**Task**: Make an exact copy of each entry, leaving out every picture.
-- Begin Data records --
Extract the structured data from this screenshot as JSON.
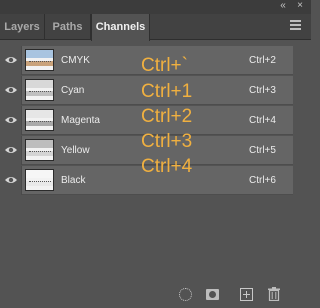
{
  "panel": {
    "tabs": [
      {
        "label": "Layers",
        "active": false
      },
      {
        "label": "Paths",
        "active": false
      },
      {
        "label": "Channels",
        "active": true
      }
    ],
    "collapse_glyph": "«",
    "close_glyph": "×"
  },
  "channels": [
    {
      "name": "CMYK",
      "shortcut": "Ctrl+2",
      "thumb_sky": "#a8c4e0",
      "thumb_ground": "#c9a27a"
    },
    {
      "name": "Cyan",
      "shortcut": "Ctrl+3",
      "thumb_sky": "#d8d8d8",
      "thumb_ground": "#bfbfbf"
    },
    {
      "name": "Magenta",
      "shortcut": "Ctrl+4",
      "thumb_sky": "#e6e6e6",
      "thumb_ground": "#a9a9a9"
    },
    {
      "name": "Yellow",
      "shortcut": "Ctrl+5",
      "thumb_sky": "#bdbdbd",
      "thumb_ground": "#d4d4d4"
    },
    {
      "name": "Black",
      "shortcut": "Ctrl+6",
      "thumb_sky": "#f6f6f6",
      "thumb_ground": "#e9e9e9"
    }
  ],
  "annotations": [
    "Ctrl+`",
    "Ctrl+1",
    "Ctrl+2",
    "Ctrl+3",
    "Ctrl+4"
  ],
  "colors": {
    "panel_bg": "#535353",
    "row_bg": "#656565",
    "annotation": "#f0b040"
  },
  "bottom_icons": [
    "load-selection-icon",
    "save-selection-mask-icon",
    "new-channel-icon",
    "delete-channel-icon"
  ]
}
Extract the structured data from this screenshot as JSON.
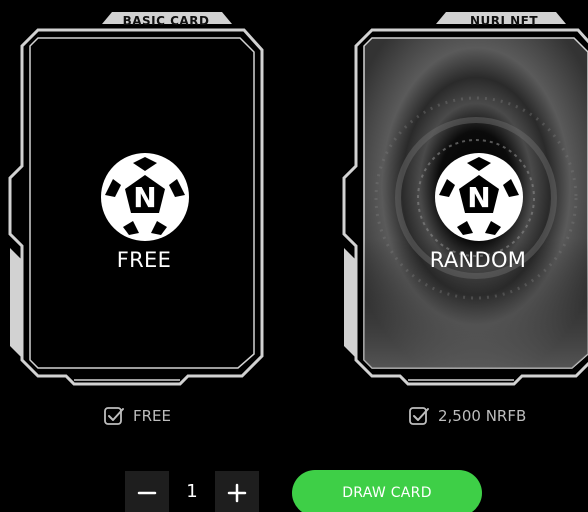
{
  "cards": [
    {
      "tab_label": "BASIC CARD",
      "logo_letter": "N",
      "title": "FREE",
      "price": "FREE",
      "price_icon": "check-square-icon"
    },
    {
      "tab_label": "NURI NFT",
      "logo_letter": "N",
      "title": "RANDOM",
      "price": "2,500 NRFB",
      "price_icon": "check-square-icon"
    }
  ],
  "quantity": {
    "value": "1",
    "minus_icon": "minus-icon",
    "plus_icon": "plus-icon"
  },
  "draw_button": {
    "label": "DRAW CARD"
  },
  "colors": {
    "background": "#000000",
    "card_frame": "#d2d2d2",
    "accent_green": "#3ecf47",
    "muted_text": "#bdbdbd",
    "stepper_bg": "#1e1e1e"
  }
}
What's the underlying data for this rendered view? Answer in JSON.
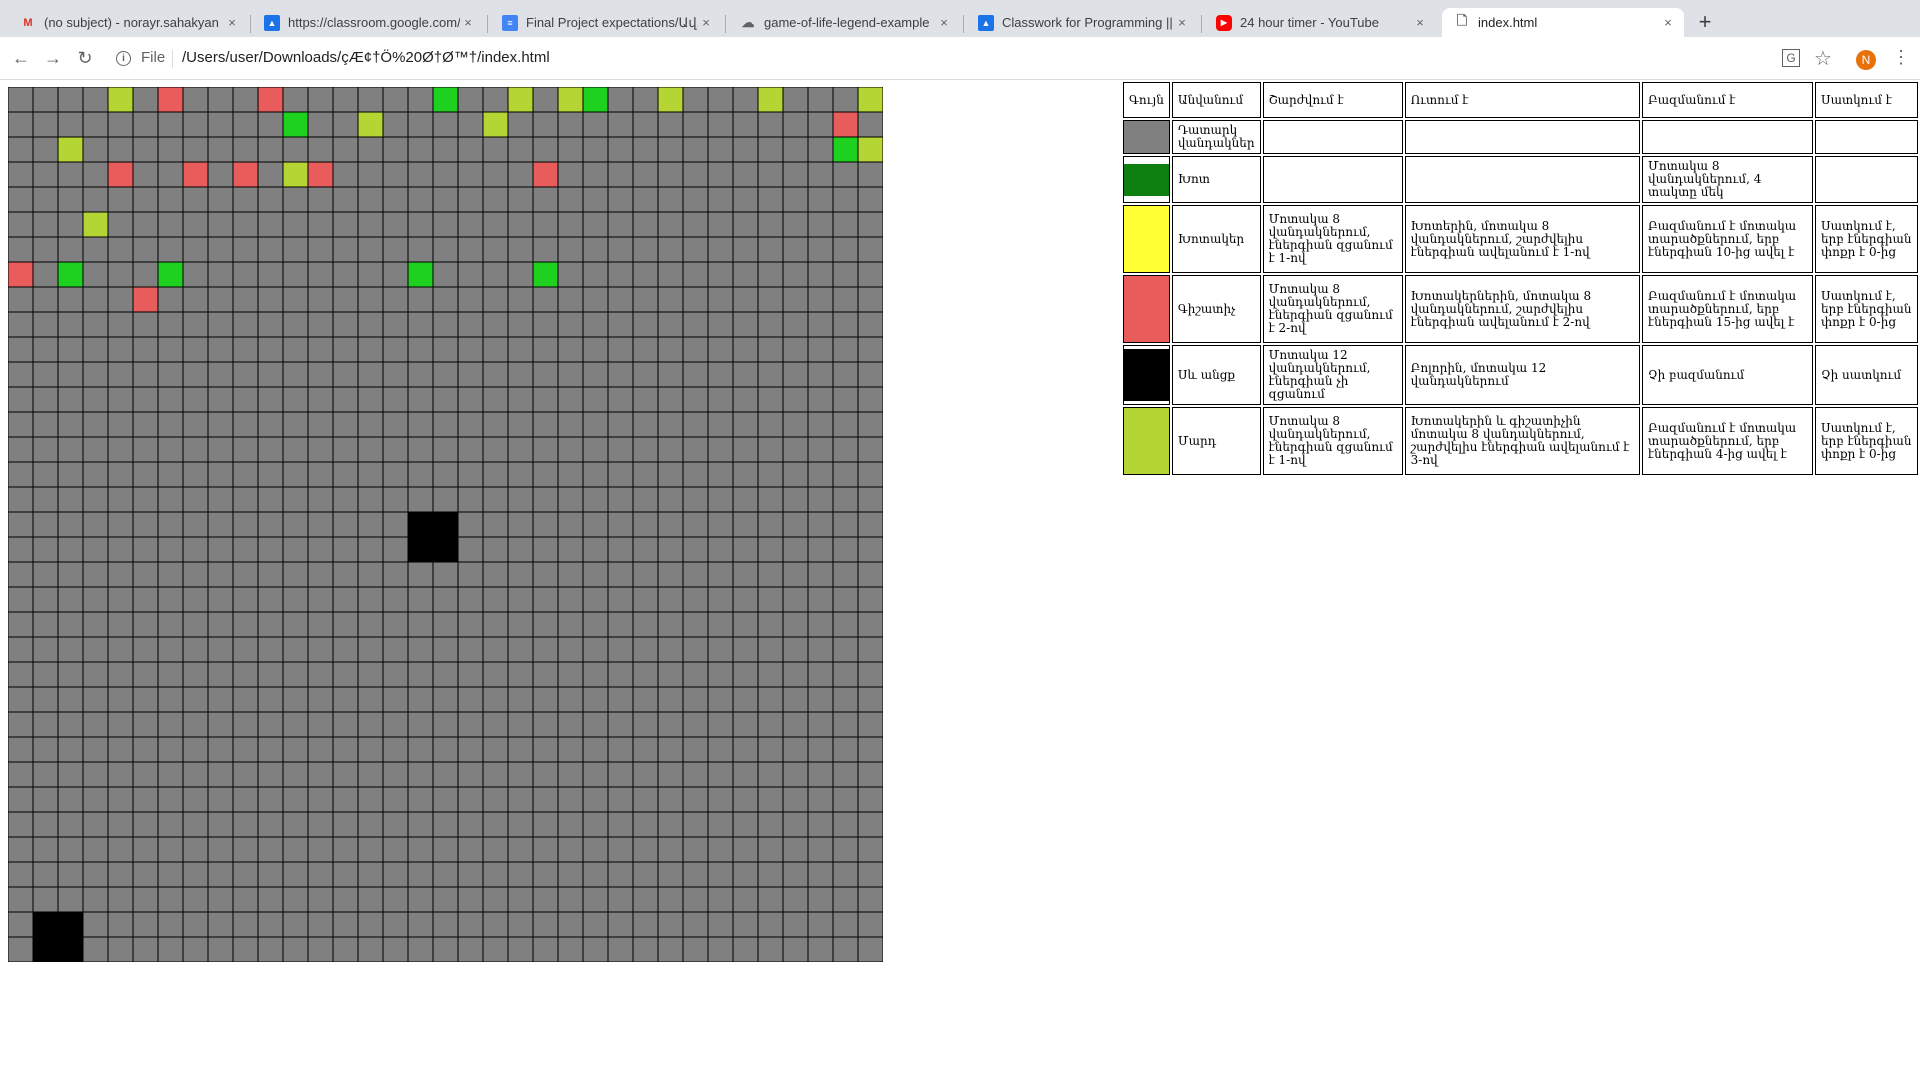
-- End Data records --
**Written response**:
Extract the structured data from this screenshot as JSON.
{
  "panel": {
    "tabs": [
      {
        "label": "Layers",
        "active": false
      },
      {
        "label": "Paths",
        "active": false
      },
      {
        "label": "Channels",
        "active": true
      }
    ],
    "collapse_glyph": "«",
    "close_glyph": "×"
  },
  "channels": [
    {
      "name": "CMYK",
      "shortcut": "Ctrl+2",
      "thumb_sky": "#a8c4e0",
      "thumb_ground": "#c9a27a"
    },
    {
      "name": "Cyan",
      "shortcut": "Ctrl+3",
      "thumb_sky": "#d8d8d8",
      "thumb_ground": "#bfbfbf"
    },
    {
      "name": "Magenta",
      "shortcut": "Ctrl+4",
      "thumb_sky": "#e6e6e6",
      "thumb_ground": "#a9a9a9"
    },
    {
      "name": "Yellow",
      "shortcut": "Ctrl+5",
      "thumb_sky": "#bdbdbd",
      "thumb_ground": "#d4d4d4"
    },
    {
      "name": "Black",
      "shortcut": "Ctrl+6",
      "thumb_sky": "#f6f6f6",
      "thumb_ground": "#e9e9e9"
    }
  ],
  "annotations": [
    "Ctrl+`",
    "Ctrl+1",
    "Ctrl+2",
    "Ctrl+3",
    "Ctrl+4"
  ],
  "colors": {
    "panel_bg": "#535353",
    "row_bg": "#656565",
    "annotation": "#f0b040"
  },
  "bottom_icons": [
    "load-selection-icon",
    "save-selection-mask-icon",
    "new-channel-icon",
    "delete-channel-icon"
  ]
}
Extract the structured data from this screenshot as JSON.
{
  "cards": [
    {
      "tab_label": "BASIC CARD",
      "logo_letter": "N",
      "title": "FREE",
      "price": "FREE",
      "price_icon": "check-square-icon"
    },
    {
      "tab_label": "NURI NFT",
      "logo_letter": "N",
      "title": "RANDOM",
      "price": "2,500 NRFB",
      "price_icon": "check-square-icon"
    }
  ],
  "quantity": {
    "value": "1",
    "minus_icon": "minus-icon",
    "plus_icon": "plus-icon"
  },
  "draw_button": {
    "label": "DRAW CARD"
  },
  "colors": {
    "background": "#000000",
    "card_frame": "#d2d2d2",
    "accent_green": "#3ecf47",
    "muted_text": "#bdbdbd",
    "stepper_bg": "#1e1e1e"
  }
}
What's the underlying data for this rendered view? Answer in JSON.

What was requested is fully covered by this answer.